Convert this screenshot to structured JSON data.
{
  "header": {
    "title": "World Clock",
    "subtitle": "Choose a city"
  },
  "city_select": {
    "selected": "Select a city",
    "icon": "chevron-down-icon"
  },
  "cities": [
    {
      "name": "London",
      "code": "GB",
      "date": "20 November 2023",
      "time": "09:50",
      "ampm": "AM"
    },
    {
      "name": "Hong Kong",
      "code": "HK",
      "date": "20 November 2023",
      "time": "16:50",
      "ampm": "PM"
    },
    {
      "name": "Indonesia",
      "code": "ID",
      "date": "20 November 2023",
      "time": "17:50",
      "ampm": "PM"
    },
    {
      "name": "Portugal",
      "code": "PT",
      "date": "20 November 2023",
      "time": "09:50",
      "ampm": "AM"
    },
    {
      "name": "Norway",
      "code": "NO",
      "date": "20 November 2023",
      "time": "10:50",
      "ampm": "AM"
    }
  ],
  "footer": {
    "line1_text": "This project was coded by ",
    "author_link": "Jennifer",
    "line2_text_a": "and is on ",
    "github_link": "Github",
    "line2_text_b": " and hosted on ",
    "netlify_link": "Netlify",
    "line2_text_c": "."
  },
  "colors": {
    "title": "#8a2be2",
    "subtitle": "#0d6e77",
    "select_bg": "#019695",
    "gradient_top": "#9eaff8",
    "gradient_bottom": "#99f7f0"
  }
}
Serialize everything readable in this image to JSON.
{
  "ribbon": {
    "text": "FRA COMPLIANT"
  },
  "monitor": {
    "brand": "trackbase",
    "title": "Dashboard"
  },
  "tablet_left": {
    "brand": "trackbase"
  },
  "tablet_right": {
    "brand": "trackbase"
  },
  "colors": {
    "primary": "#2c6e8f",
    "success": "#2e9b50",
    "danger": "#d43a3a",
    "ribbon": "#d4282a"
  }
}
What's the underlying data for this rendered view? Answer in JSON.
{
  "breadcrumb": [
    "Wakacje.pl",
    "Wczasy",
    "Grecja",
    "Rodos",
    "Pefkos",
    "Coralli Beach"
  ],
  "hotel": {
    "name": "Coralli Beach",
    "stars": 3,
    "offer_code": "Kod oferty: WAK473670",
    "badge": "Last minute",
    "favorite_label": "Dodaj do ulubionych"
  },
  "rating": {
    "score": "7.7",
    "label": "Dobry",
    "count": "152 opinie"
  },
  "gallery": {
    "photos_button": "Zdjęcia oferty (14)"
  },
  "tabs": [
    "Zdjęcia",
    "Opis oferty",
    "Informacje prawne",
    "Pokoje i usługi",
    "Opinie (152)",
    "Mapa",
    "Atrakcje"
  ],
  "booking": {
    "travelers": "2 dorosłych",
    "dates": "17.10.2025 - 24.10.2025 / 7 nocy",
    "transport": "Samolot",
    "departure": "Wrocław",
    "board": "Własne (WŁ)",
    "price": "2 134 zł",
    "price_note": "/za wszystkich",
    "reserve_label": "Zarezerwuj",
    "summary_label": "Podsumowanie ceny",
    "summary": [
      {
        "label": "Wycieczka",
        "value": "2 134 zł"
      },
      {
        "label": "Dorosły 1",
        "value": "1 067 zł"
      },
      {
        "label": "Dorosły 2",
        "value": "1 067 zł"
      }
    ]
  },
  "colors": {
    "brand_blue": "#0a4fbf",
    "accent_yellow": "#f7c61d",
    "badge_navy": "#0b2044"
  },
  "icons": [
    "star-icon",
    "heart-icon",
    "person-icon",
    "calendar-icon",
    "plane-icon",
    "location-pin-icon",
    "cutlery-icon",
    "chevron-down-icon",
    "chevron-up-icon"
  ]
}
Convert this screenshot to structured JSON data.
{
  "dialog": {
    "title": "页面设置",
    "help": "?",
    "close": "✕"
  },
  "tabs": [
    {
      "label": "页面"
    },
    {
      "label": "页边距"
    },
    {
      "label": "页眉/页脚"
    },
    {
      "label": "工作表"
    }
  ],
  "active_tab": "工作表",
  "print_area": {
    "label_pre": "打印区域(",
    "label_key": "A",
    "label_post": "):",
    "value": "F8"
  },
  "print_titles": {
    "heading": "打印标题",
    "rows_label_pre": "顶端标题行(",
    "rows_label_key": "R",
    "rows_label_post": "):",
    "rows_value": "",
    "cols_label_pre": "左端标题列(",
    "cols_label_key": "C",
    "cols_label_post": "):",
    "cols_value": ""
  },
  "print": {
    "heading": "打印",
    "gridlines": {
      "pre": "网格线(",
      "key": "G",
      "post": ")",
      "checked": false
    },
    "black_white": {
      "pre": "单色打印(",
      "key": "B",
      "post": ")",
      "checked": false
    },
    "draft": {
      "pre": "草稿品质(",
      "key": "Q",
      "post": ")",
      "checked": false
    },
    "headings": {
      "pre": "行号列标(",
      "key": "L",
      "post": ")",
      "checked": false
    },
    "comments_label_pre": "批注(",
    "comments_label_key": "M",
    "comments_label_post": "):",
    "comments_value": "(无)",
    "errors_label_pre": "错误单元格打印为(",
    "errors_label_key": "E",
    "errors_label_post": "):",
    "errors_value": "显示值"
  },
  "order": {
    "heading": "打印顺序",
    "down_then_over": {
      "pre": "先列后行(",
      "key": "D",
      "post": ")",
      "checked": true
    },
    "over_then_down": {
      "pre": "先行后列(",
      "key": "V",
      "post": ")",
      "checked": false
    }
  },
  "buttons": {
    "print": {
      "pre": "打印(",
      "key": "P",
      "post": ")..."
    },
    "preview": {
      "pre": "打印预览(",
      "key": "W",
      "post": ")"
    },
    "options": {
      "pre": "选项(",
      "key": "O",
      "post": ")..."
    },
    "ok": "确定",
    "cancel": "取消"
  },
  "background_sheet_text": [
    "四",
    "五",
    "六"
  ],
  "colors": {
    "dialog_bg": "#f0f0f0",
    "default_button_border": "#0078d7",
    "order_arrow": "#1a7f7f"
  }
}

__WHAT IS ASKED__. Take the material above and return all of it exactly.

__EXERCISE SOLUTION__.
Convert this screenshot to structured JSON data.
{
  "header": {
    "title": "World Clock",
    "subtitle": "Choose a city"
  },
  "city_select": {
    "selected": "Select a city",
    "icon": "chevron-down-icon"
  },
  "cities": [
    {
      "name": "London",
      "code": "GB",
      "date": "20 November 2023",
      "time": "09:50",
      "ampm": "AM"
    },
    {
      "name": "Hong Kong",
      "code": "HK",
      "date": "20 November 2023",
      "time": "16:50",
      "ampm": "PM"
    },
    {
      "name": "Indonesia",
      "code": "ID",
      "date": "20 November 2023",
      "time": "17:50",
      "ampm": "PM"
    },
    {
      "name": "Portugal",
      "code": "PT",
      "date": "20 November 2023",
      "time": "09:50",
      "ampm": "AM"
    },
    {
      "name": "Norway",
      "code": "NO",
      "date": "20 November 2023",
      "time": "10:50",
      "ampm": "AM"
    }
  ],
  "footer": {
    "line1_text": "This project was coded by ",
    "author_link": "Jennifer",
    "line2_text_a": "and is on ",
    "github_link": "Github",
    "line2_text_b": " and hosted on ",
    "netlify_link": "Netlify",
    "line2_text_c": "."
  },
  "colors": {
    "title": "#8a2be2",
    "subtitle": "#0d6e77",
    "select_bg": "#019695",
    "gradient_top": "#9eaff8",
    "gradient_bottom": "#99f7f0"
  }
}
Serialize everything readable in this image to JSON.
{
  "ribbon": {
    "text": "FRA COMPLIANT"
  },
  "monitor": {
    "brand": "trackbase",
    "title": "Dashboard"
  },
  "tablet_left": {
    "brand": "trackbase"
  },
  "tablet_right": {
    "brand": "trackbase"
  },
  "colors": {
    "primary": "#2c6e8f",
    "success": "#2e9b50",
    "danger": "#d43a3a",
    "ribbon": "#d4282a"
  }
}
What's the underlying data for this rendered view? Answer in JSON.
{
  "breadcrumb": [
    "Wakacje.pl",
    "Wczasy",
    "Grecja",
    "Rodos",
    "Pefkos",
    "Coralli Beach"
  ],
  "hotel": {
    "name": "Coralli Beach",
    "stars": 3,
    "offer_code": "Kod oferty: WAK473670",
    "badge": "Last minute",
    "favorite_label": "Dodaj do ulubionych"
  },
  "rating": {
    "score": "7.7",
    "label": "Dobry",
    "count": "152 opinie"
  },
  "gallery": {
    "photos_button": "Zdjęcia oferty (14)"
  },
  "tabs": [
    "Zdjęcia",
    "Opis oferty",
    "Informacje prawne",
    "Pokoje i usługi",
    "Opinie (152)",
    "Mapa",
    "Atrakcje"
  ],
  "booking": {
    "travelers": "2 dorosłych",
    "dates": "17.10.2025 - 24.10.2025 / 7 nocy",
    "transport": "Samolot",
    "departure": "Wrocław",
    "board": "Własne (WŁ)",
    "price": "2 134 zł",
    "price_note": "/za wszystkich",
    "reserve_label": "Zarezerwuj",
    "summary_label": "Podsumowanie ceny",
    "summary": [
      {
        "label": "Wycieczka",
        "value": "2 134 zł"
      },
      {
        "label": "Dorosły 1",
        "value": "1 067 zł"
      },
      {
        "label": "Dorosły 2",
        "value": "1 067 zł"
      }
    ]
  },
  "colors": {
    "brand_blue": "#0a4fbf",
    "accent_yellow": "#f7c61d",
    "badge_navy": "#0b2044"
  },
  "icons": [
    "star-icon",
    "heart-icon",
    "person-icon",
    "calendar-icon",
    "plane-icon",
    "location-pin-icon",
    "cutlery-icon",
    "chevron-down-icon",
    "chevron-up-icon"
  ]
}
Convert this screenshot to structured JSON data.
{
  "dialog": {
    "title": "页面设置",
    "help": "?",
    "close": "✕"
  },
  "tabs": [
    {
      "label": "页面"
    },
    {
      "label": "页边距"
    },
    {
      "label": "页眉/页脚"
    },
    {
      "label": "工作表"
    }
  ],
  "active_tab": "工作表",
  "print_area": {
    "label_pre": "打印区域(",
    "label_key": "A",
    "label_post": "):",
    "value": "F8"
  },
  "print_titles": {
    "heading": "打印标题",
    "rows_label_pre": "顶端标题行(",
    "rows_label_key": "R",
    "rows_label_post": "):",
    "rows_value": "",
    "cols_label_pre": "左端标题列(",
    "cols_label_key": "C",
    "cols_label_post": "):",
    "cols_value": ""
  },
  "print": {
    "heading": "打印",
    "gridlines": {
      "pre": "网格线(",
      "key": "G",
      "post": ")",
      "checked": false
    },
    "black_white": {
      "pre": "单色打印(",
      "key": "B",
      "post": ")",
      "checked": false
    },
    "draft": {
      "pre": "草稿品质(",
      "key": "Q",
      "post": ")",
      "checked": false
    },
    "headings": {
      "pre": "行号列标(",
      "key": "L",
      "post": ")",
      "checked": false
    },
    "comments_label_pre": "批注(",
    "comments_label_key": "M",
    "comments_label_post": "):",
    "comments_value": "(无)",
    "errors_label_pre": "错误单元格打印为(",
    "errors_label_key": "E",
    "errors_label_post": "):",
    "errors_value": "显示值"
  },
  "order": {
    "heading": "打印顺序",
    "down_then_over": {
      "pre": "先列后行(",
      "key": "D",
      "post": ")",
      "checked": true
    },
    "over_then_down": {
      "pre": "先行后列(",
      "key": "V",
      "post": ")",
      "checked": false
    }
  },
  "buttons": {
    "print": {
      "pre": "打印(",
      "key": "P",
      "post": ")..."
    },
    "preview": {
      "pre": "打印预览(",
      "key": "W",
      "post": ")"
    },
    "options": {
      "pre": "选项(",
      "key": "O",
      "post": ")..."
    },
    "ok": "确定",
    "cancel": "取消"
  },
  "background_sheet_text": [
    "四",
    "五",
    "六"
  ],
  "colors": {
    "dialog_bg": "#f0f0f0",
    "default_button_border": "#0078d7",
    "order_arrow": "#1a7f7f"
  }
}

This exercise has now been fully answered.